--- START ---

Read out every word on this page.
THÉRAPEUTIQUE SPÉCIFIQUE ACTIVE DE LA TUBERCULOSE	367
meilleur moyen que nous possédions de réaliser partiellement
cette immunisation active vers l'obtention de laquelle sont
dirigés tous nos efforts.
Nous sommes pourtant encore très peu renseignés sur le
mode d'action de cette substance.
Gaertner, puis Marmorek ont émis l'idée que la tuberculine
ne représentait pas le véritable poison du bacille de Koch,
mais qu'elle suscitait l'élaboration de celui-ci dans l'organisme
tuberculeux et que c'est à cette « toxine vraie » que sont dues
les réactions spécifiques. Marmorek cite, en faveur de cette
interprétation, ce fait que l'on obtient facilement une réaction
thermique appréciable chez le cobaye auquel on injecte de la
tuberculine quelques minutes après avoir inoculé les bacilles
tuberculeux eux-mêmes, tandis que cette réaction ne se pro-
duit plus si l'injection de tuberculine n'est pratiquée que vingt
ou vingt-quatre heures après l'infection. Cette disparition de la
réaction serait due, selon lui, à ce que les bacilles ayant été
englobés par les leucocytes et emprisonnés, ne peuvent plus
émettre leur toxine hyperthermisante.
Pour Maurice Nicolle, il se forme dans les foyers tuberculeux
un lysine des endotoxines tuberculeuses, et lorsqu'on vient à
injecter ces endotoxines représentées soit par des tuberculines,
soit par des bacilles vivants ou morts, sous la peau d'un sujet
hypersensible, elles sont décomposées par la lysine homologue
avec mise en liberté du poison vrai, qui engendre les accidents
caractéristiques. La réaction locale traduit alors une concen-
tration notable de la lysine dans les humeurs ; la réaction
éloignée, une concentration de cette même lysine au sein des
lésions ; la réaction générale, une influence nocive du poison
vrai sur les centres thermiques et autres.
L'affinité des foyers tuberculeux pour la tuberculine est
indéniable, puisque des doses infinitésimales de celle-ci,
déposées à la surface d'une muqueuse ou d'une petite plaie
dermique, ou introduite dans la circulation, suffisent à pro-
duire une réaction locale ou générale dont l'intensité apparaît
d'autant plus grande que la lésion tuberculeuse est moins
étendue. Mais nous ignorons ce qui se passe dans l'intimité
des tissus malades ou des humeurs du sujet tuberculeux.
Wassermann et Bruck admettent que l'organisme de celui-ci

--- END ---

**TASK**
For this exercise, find all lines in the records containing the word "organisme" and copy them.

**EXERCISE RESULT**
mais qu'elle suscitait l'élaboration de celui-ci dans l'organisme
Wassermann et Bruck admettent que l'organisme de celui-ci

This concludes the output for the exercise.